TASK:
Show every line of the records below that contains the word "Photometric".

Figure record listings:
/---

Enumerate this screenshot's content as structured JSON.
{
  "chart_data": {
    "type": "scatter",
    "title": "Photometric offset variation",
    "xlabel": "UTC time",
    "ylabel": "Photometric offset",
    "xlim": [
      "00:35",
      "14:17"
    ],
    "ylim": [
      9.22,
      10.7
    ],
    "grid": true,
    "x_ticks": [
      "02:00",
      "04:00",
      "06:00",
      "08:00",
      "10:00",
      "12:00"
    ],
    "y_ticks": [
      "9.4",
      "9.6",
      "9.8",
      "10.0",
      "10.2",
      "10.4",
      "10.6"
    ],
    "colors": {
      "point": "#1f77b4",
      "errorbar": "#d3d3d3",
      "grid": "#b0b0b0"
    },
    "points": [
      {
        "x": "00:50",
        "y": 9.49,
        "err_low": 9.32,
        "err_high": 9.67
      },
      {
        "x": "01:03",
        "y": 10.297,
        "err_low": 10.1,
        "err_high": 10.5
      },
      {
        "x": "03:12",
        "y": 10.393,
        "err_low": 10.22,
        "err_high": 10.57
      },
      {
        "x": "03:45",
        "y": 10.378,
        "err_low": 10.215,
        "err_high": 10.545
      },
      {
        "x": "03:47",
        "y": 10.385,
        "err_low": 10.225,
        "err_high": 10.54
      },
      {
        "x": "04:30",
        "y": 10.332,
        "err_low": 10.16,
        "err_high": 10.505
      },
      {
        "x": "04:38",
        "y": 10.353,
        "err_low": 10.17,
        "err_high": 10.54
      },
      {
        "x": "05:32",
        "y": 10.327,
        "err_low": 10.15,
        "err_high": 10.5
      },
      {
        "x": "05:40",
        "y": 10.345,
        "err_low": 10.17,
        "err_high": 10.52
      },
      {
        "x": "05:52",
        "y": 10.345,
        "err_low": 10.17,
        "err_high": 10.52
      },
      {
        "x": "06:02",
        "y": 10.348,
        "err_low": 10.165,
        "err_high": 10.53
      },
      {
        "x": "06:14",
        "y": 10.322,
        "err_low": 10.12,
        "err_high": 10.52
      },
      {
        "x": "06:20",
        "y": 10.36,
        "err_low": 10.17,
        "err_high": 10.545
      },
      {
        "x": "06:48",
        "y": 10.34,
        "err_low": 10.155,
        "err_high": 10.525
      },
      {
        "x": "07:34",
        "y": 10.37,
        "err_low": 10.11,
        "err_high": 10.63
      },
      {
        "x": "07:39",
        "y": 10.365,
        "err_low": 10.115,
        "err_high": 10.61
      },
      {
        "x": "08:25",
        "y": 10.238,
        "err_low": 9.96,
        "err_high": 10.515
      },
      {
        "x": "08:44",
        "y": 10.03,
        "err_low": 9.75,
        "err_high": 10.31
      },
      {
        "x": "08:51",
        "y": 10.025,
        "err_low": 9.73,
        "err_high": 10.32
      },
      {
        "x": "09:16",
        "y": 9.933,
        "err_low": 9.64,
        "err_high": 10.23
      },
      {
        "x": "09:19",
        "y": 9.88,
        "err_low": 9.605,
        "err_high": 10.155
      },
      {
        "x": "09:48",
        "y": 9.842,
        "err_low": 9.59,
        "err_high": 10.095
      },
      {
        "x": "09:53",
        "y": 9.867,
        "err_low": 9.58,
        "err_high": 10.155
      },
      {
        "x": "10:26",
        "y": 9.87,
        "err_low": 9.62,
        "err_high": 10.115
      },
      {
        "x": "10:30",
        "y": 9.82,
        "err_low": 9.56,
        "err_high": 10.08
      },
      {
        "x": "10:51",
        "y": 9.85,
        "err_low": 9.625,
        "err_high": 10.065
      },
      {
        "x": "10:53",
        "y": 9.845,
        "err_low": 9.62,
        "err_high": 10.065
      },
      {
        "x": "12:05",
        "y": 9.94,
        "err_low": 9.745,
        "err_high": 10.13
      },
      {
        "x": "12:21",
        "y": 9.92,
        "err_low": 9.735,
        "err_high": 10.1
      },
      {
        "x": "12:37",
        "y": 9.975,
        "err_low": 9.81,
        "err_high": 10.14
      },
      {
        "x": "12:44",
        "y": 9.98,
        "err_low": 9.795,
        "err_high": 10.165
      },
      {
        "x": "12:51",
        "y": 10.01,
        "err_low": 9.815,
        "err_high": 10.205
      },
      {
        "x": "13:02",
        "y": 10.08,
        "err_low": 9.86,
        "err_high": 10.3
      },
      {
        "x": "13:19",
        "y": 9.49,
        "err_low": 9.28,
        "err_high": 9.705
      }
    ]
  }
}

\---

OUTPUT BELOW:
    "title": "Photometric offset variation",
    "ylabel": "Photometric offset",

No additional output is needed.